Task details: Pull out every line with the word "icon".

Records shown:
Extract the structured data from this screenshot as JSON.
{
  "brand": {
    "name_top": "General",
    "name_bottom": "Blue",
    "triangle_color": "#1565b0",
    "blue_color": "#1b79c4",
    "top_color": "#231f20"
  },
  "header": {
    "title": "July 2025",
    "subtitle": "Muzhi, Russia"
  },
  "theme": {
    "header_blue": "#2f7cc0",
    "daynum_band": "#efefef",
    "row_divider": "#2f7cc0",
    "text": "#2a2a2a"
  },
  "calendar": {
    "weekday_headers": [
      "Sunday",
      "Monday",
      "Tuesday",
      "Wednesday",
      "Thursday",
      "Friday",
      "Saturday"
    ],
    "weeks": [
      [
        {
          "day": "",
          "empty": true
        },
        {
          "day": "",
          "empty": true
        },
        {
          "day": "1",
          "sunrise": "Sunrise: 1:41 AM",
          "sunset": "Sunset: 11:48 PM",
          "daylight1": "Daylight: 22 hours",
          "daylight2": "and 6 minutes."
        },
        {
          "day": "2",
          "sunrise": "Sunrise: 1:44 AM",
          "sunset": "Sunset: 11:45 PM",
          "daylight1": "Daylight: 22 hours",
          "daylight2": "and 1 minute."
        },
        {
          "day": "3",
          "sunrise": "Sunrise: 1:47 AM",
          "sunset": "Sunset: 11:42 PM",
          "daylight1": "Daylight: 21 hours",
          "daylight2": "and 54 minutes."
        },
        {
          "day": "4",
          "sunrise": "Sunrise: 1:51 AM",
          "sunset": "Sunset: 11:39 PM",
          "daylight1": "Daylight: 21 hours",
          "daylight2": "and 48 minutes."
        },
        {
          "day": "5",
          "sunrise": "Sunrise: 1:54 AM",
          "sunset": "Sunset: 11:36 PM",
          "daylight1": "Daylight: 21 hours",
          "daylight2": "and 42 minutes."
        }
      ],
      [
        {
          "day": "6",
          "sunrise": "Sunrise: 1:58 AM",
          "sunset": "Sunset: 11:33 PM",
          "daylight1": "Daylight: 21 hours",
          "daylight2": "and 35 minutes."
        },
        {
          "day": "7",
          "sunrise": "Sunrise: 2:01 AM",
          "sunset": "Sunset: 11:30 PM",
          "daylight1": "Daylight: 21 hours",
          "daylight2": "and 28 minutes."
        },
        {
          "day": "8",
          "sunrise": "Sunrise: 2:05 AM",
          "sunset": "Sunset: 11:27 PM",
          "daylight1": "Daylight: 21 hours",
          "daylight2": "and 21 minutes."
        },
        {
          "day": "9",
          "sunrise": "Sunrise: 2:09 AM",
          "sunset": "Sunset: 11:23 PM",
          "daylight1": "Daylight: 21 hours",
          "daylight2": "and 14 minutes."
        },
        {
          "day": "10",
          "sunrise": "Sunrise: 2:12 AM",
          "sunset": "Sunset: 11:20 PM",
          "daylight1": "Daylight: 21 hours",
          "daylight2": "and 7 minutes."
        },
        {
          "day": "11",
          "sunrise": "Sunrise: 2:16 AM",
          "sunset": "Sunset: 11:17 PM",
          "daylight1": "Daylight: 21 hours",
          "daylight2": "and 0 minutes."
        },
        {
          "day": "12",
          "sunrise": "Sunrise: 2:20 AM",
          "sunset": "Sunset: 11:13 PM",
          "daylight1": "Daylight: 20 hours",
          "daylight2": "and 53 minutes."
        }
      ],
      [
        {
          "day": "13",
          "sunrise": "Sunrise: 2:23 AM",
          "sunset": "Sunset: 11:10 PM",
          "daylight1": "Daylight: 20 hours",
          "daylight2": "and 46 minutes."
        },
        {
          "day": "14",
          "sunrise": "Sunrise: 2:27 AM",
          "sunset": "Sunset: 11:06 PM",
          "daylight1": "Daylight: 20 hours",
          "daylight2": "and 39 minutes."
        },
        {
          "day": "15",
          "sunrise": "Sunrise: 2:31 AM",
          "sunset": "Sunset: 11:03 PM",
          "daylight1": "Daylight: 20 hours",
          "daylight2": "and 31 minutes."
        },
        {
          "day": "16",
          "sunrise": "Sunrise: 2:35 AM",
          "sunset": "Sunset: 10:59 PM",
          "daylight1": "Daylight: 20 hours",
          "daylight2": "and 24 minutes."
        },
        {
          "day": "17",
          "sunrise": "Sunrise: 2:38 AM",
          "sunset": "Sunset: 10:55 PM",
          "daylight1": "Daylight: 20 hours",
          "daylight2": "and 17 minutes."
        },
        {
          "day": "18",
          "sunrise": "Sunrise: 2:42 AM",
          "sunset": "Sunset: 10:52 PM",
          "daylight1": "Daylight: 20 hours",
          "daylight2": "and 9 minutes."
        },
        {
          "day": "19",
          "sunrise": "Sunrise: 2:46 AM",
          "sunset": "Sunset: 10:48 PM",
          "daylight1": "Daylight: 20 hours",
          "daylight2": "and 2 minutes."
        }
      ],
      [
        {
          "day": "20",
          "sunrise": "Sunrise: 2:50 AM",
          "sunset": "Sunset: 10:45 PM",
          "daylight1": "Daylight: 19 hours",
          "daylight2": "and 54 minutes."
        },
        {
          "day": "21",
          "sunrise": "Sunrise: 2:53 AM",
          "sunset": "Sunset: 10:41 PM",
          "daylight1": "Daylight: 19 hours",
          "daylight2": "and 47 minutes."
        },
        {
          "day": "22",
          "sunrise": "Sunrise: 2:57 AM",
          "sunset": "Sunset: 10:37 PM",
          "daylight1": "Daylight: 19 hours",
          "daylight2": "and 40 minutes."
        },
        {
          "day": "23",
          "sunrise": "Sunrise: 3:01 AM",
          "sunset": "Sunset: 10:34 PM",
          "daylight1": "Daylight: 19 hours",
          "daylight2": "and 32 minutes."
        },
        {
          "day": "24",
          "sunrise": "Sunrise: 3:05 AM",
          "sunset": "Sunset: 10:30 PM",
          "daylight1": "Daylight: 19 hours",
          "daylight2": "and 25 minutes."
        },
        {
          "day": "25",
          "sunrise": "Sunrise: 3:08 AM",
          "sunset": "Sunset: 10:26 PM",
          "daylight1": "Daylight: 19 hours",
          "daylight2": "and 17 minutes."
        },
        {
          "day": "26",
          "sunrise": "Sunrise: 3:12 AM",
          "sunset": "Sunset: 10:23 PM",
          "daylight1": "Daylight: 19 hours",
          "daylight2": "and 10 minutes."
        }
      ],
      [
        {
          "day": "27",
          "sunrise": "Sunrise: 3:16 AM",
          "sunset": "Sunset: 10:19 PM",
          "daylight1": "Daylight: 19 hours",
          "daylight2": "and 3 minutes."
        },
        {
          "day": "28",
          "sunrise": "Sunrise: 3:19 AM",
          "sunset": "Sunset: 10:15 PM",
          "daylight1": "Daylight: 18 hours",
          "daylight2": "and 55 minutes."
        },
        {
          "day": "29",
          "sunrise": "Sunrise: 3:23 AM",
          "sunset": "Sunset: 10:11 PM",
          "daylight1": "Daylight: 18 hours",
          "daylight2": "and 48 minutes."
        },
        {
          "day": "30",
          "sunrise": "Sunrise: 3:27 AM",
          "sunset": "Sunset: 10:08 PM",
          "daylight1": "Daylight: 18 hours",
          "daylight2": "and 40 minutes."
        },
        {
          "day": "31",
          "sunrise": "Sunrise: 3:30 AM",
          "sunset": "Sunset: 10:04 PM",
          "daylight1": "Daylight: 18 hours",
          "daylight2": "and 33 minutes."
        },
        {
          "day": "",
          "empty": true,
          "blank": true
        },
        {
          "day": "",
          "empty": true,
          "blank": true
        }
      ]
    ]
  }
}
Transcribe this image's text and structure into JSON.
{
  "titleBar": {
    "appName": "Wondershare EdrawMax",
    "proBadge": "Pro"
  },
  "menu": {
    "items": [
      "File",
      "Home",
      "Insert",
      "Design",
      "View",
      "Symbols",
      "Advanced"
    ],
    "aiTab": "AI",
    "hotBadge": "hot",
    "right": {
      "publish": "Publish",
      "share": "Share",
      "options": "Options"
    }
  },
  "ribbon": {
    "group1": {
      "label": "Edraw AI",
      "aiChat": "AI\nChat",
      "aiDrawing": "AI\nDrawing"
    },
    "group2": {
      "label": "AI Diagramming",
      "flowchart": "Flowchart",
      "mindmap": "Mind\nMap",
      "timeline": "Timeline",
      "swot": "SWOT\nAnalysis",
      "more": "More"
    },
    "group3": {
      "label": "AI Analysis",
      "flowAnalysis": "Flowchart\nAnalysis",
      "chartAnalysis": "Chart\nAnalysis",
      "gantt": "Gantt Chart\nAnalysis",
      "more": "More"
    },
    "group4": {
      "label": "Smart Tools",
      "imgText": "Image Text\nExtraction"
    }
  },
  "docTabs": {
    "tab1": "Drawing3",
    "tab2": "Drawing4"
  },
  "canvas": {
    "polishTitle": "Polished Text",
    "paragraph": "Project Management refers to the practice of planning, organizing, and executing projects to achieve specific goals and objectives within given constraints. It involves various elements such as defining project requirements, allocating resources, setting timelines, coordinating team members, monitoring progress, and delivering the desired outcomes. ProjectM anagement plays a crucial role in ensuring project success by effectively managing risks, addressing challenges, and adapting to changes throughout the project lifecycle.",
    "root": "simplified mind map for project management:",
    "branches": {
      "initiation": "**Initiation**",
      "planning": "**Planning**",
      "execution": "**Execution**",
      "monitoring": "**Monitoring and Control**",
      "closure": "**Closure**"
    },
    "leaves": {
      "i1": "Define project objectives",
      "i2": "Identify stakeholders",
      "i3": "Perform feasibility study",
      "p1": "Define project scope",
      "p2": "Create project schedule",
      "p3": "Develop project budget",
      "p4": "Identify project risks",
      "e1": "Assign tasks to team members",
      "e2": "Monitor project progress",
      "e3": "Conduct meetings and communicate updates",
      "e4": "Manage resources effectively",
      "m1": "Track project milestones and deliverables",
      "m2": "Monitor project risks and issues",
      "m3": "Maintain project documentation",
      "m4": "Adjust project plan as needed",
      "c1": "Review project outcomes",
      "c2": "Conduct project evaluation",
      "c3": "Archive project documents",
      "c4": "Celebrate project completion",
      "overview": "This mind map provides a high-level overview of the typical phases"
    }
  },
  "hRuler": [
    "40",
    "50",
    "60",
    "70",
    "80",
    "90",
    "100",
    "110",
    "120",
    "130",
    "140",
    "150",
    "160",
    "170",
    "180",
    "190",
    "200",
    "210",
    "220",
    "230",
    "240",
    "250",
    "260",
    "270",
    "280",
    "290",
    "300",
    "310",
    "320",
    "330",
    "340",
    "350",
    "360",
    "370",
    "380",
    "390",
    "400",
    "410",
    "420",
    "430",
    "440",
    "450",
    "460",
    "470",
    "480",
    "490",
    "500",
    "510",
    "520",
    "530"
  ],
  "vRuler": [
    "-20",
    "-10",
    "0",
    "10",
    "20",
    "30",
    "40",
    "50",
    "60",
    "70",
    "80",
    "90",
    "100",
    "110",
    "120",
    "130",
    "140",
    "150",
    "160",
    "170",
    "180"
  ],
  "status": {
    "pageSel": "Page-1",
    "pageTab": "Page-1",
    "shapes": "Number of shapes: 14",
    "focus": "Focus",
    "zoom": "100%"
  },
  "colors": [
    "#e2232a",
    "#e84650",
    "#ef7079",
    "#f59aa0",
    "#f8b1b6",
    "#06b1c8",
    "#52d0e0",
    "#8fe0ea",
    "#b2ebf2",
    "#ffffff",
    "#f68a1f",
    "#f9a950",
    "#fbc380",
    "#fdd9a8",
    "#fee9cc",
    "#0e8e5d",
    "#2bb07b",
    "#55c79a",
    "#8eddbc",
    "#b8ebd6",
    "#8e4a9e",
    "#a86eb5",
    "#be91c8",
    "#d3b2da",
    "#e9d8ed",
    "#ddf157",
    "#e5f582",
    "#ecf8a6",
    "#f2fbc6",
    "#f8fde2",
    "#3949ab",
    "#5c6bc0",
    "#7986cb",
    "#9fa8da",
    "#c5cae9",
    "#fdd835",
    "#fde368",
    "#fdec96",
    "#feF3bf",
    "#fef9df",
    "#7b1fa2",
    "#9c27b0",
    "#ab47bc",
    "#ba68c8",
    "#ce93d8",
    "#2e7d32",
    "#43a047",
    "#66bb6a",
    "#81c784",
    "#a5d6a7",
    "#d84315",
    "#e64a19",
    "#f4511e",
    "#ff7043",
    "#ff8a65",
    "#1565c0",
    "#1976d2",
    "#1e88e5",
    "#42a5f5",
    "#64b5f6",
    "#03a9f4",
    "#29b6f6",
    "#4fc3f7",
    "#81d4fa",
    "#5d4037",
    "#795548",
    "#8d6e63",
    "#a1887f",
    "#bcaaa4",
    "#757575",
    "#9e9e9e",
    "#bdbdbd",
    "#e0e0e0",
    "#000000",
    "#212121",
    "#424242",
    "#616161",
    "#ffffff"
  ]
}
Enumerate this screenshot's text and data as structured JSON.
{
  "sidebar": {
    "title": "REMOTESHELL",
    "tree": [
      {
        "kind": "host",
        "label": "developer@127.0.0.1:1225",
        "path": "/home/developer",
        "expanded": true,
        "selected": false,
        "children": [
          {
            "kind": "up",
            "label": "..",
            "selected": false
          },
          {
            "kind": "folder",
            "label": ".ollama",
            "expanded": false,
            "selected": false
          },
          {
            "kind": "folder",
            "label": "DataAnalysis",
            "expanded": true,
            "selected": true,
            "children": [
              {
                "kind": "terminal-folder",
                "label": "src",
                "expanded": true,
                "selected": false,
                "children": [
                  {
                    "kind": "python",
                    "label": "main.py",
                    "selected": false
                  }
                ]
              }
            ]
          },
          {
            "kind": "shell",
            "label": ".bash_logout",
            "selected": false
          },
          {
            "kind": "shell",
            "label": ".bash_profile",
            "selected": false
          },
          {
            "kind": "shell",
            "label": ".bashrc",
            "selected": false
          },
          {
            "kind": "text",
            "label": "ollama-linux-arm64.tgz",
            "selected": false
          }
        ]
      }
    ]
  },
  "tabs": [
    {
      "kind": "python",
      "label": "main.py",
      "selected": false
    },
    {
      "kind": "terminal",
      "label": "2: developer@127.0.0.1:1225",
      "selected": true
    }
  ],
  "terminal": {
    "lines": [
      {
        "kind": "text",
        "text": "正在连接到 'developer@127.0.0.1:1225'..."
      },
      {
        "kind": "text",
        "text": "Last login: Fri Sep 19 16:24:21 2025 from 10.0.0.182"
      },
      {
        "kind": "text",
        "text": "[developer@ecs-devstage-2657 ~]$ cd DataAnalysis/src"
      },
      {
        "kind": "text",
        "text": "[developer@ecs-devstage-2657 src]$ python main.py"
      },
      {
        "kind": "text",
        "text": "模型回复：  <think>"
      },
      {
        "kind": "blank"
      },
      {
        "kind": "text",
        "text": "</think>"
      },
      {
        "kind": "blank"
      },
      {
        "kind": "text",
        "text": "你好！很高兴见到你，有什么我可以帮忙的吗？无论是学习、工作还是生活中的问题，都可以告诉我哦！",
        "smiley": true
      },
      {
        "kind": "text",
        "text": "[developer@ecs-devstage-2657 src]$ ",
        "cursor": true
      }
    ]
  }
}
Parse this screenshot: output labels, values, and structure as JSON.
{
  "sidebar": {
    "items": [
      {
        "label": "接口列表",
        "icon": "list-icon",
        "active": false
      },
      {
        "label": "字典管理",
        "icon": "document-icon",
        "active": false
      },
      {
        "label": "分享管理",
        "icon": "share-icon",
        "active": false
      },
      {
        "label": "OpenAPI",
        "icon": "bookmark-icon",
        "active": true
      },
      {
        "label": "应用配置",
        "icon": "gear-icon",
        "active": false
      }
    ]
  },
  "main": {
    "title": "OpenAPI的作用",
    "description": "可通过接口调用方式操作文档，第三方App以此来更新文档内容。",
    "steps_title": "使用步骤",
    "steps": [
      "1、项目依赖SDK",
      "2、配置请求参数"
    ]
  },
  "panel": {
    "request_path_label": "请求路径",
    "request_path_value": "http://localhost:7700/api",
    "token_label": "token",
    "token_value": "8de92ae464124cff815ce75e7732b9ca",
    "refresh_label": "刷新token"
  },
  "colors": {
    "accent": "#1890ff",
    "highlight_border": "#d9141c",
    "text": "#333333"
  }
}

Written answer:
        "icon": "list-icon",
        "icon": "document-icon",
        "icon": "share-icon",
        "icon": "bookmark-icon",
        "icon": "gear-icon",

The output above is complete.